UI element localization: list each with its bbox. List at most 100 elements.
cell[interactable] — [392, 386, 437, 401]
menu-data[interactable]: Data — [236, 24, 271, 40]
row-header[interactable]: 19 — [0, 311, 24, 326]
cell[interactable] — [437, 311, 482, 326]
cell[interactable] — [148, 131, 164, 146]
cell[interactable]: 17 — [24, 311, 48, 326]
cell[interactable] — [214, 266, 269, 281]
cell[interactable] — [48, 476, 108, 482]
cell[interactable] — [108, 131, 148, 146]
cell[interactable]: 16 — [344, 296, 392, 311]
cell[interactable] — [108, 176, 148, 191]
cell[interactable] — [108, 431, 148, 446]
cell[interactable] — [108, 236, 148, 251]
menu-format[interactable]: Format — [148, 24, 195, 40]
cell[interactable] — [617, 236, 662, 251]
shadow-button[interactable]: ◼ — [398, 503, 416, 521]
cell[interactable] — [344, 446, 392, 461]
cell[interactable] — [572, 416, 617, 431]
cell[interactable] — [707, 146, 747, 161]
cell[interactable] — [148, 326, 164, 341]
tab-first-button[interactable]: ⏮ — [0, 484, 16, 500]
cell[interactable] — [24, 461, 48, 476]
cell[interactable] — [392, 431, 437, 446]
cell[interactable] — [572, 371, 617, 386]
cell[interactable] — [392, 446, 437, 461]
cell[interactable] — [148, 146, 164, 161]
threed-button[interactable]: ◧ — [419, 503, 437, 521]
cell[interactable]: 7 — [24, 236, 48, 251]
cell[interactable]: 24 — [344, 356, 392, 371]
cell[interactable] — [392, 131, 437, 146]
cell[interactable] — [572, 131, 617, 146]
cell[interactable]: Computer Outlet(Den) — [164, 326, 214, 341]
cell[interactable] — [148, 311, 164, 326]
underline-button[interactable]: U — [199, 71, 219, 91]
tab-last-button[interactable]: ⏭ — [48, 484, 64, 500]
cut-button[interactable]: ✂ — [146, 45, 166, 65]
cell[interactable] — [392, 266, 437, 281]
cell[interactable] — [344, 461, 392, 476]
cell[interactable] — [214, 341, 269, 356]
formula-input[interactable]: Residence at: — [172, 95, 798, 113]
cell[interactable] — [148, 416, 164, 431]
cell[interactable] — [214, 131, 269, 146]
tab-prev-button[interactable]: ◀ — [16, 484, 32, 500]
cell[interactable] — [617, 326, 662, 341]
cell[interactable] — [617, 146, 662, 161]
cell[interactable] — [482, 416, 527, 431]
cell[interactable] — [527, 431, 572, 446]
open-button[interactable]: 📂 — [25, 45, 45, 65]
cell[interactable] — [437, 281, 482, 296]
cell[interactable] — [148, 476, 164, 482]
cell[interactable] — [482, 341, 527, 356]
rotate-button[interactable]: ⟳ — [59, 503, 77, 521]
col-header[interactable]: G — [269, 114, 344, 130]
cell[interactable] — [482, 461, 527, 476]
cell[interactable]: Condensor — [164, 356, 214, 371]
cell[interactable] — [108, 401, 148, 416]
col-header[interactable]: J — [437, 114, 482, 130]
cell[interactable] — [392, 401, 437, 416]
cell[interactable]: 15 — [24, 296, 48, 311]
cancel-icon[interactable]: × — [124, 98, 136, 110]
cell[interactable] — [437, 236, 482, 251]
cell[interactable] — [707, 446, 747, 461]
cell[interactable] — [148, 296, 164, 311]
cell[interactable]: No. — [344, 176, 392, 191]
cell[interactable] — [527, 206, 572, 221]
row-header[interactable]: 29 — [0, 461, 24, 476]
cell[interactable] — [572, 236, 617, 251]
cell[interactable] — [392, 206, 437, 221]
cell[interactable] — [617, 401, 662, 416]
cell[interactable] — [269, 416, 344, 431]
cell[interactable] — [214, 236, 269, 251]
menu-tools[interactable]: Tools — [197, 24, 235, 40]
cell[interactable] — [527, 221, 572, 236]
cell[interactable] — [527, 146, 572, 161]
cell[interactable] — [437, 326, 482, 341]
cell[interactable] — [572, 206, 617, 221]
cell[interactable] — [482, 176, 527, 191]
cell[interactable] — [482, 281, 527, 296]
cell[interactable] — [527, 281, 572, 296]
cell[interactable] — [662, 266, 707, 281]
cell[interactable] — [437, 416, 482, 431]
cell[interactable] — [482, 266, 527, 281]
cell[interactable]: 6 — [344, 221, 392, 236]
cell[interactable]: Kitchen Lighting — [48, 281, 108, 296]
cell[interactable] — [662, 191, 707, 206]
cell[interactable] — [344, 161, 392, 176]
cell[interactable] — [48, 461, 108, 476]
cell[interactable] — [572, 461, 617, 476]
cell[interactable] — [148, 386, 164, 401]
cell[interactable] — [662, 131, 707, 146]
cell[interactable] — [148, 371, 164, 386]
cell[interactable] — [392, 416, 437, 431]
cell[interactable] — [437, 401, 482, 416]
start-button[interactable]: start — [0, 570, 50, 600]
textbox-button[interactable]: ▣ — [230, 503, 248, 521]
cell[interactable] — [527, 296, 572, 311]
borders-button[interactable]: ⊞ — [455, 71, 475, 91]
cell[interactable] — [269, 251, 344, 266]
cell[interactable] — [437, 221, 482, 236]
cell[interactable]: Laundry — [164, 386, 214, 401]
========================================
Could you rewrite all the rows, switching every "interactable" to "clickable" and leaving everything else unchanged?

UI element localization: list each with its bbox. List at most 100 elements.
cell[clickable] — [392, 386, 437, 401]
menu-data[clickable]: Data — [236, 24, 271, 40]
row-header[clickable]: 19 — [0, 311, 24, 326]
cell[clickable] — [437, 311, 482, 326]
cell[clickable] — [148, 131, 164, 146]
cell[clickable]: 17 — [24, 311, 48, 326]
cell[clickable] — [214, 266, 269, 281]
cell[clickable] — [48, 476, 108, 482]
cell[clickable] — [108, 131, 148, 146]
cell[clickable]: 16 — [344, 296, 392, 311]
cell[clickable] — [108, 176, 148, 191]
cell[clickable] — [108, 431, 148, 446]
cell[clickable] — [108, 236, 148, 251]
menu-format[clickable]: Format — [148, 24, 195, 40]
cell[clickable] — [617, 236, 662, 251]
shadow-button[clickable]: ◼ — [398, 503, 416, 521]
cell[clickable] — [344, 446, 392, 461]
cell[clickable] — [572, 416, 617, 431]
cell[clickable] — [707, 146, 747, 161]
cell[clickable] — [148, 326, 164, 341]
tab-first-button[clickable]: ⏮ — [0, 484, 16, 500]
cell[clickable] — [24, 461, 48, 476]
cell[clickable] — [392, 431, 437, 446]
cell[clickable] — [572, 371, 617, 386]
cell[clickable] — [392, 446, 437, 461]
cell[clickable] — [148, 146, 164, 161]
threed-button[clickable]: ◧ — [419, 503, 437, 521]
cell[clickable]: 7 — [24, 236, 48, 251]
cell[clickable]: 24 — [344, 356, 392, 371]
cell[clickable] — [392, 131, 437, 146]
cell[clickable] — [572, 131, 617, 146]
cell[clickable]: Computer Outlet(Den) — [164, 326, 214, 341]
cell[clickable] — [148, 311, 164, 326]
underline-button[clickable]: U — [199, 71, 219, 91]
tab-last-button[clickable]: ⏭ — [48, 484, 64, 500]
cut-button[clickable]: ✂ — [146, 45, 166, 65]
cell[clickable] — [392, 266, 437, 281]
cell[clickable] — [344, 461, 392, 476]
cell[clickable] — [214, 341, 269, 356]
formula-input[clickable]: Residence at: — [172, 95, 798, 113]
cell[clickable] — [148, 416, 164, 431]
cell[clickable] — [214, 131, 269, 146]
tab-prev-button[clickable]: ◀ — [16, 484, 32, 500]
cell[clickable] — [617, 326, 662, 341]
cell[clickable] — [617, 146, 662, 161]
cell[clickable] — [482, 416, 527, 431]
cell[clickable] — [527, 431, 572, 446]
open-button[clickable]: 📂 — [25, 45, 45, 65]
cell[clickable] — [437, 281, 482, 296]
cell[clickable] — [148, 476, 164, 482]
cell[clickable] — [482, 341, 527, 356]
rotate-button[clickable]: ⟳ — [59, 503, 77, 521]
col-header[clickable]: G — [269, 114, 344, 130]
cell[clickable] — [482, 461, 527, 476]
cell[clickable]: Condensor — [164, 356, 214, 371]
cell[clickable] — [108, 401, 148, 416]
col-header[clickable]: J — [437, 114, 482, 130]
cell[clickable] — [392, 401, 437, 416]
cell[clickable]: 15 — [24, 296, 48, 311]
cancel-icon[clickable]: × — [124, 98, 136, 110]
cell[clickable] — [437, 236, 482, 251]
cell[clickable] — [707, 446, 747, 461]
cell[clickable] — [148, 296, 164, 311]
cell[clickable]: No. — [344, 176, 392, 191]
cell[clickable] — [527, 206, 572, 221]
row-header[clickable]: 29 — [0, 461, 24, 476]
cell[clickable] — [572, 236, 617, 251]
cell[clickable] — [392, 206, 437, 221]
cell[clickable] — [617, 401, 662, 416]
cell[clickable] — [269, 416, 344, 431]
cell[clickable] — [214, 236, 269, 251]
menu-tools[clickable]: Tools — [197, 24, 235, 40]
cell[clickable] — [527, 221, 572, 236]
cell[clickable] — [527, 146, 572, 161]
cell[clickable] — [437, 326, 482, 341]
cell[clickable] — [572, 206, 617, 221]
cell[clickable] — [482, 176, 527, 191]
cell[clickable] — [482, 281, 527, 296]
cell[clickable] — [527, 281, 572, 296]
cell[clickable] — [662, 266, 707, 281]
cell[clickable] — [437, 416, 482, 431]
cell[clickable] — [482, 266, 527, 281]
cell[clickable]: 6 — [344, 221, 392, 236]
cell[clickable]: Kitchen Lighting — [48, 281, 108, 296]
cell[clickable] — [662, 191, 707, 206]
cell[clickable] — [344, 161, 392, 176]
cell[clickable] — [48, 461, 108, 476]
cell[clickable] — [572, 461, 617, 476]
cell[clickable] — [148, 386, 164, 401]
cell[clickable] — [662, 131, 707, 146]
cell[clickable] — [148, 371, 164, 386]
cell[clickable] — [392, 416, 437, 431]
cell[clickable] — [437, 401, 482, 416]
start-button[clickable]: start — [0, 570, 50, 600]
textbox-button[clickable]: ▣ — [230, 503, 248, 521]
cell[clickable] — [527, 296, 572, 311]
borders-button[clickable]: ⊞ — [455, 71, 475, 91]
cell[clickable] — [269, 251, 344, 266]
cell[clickable] — [437, 221, 482, 236]
cell[clickable]: Laundry — [164, 386, 214, 401]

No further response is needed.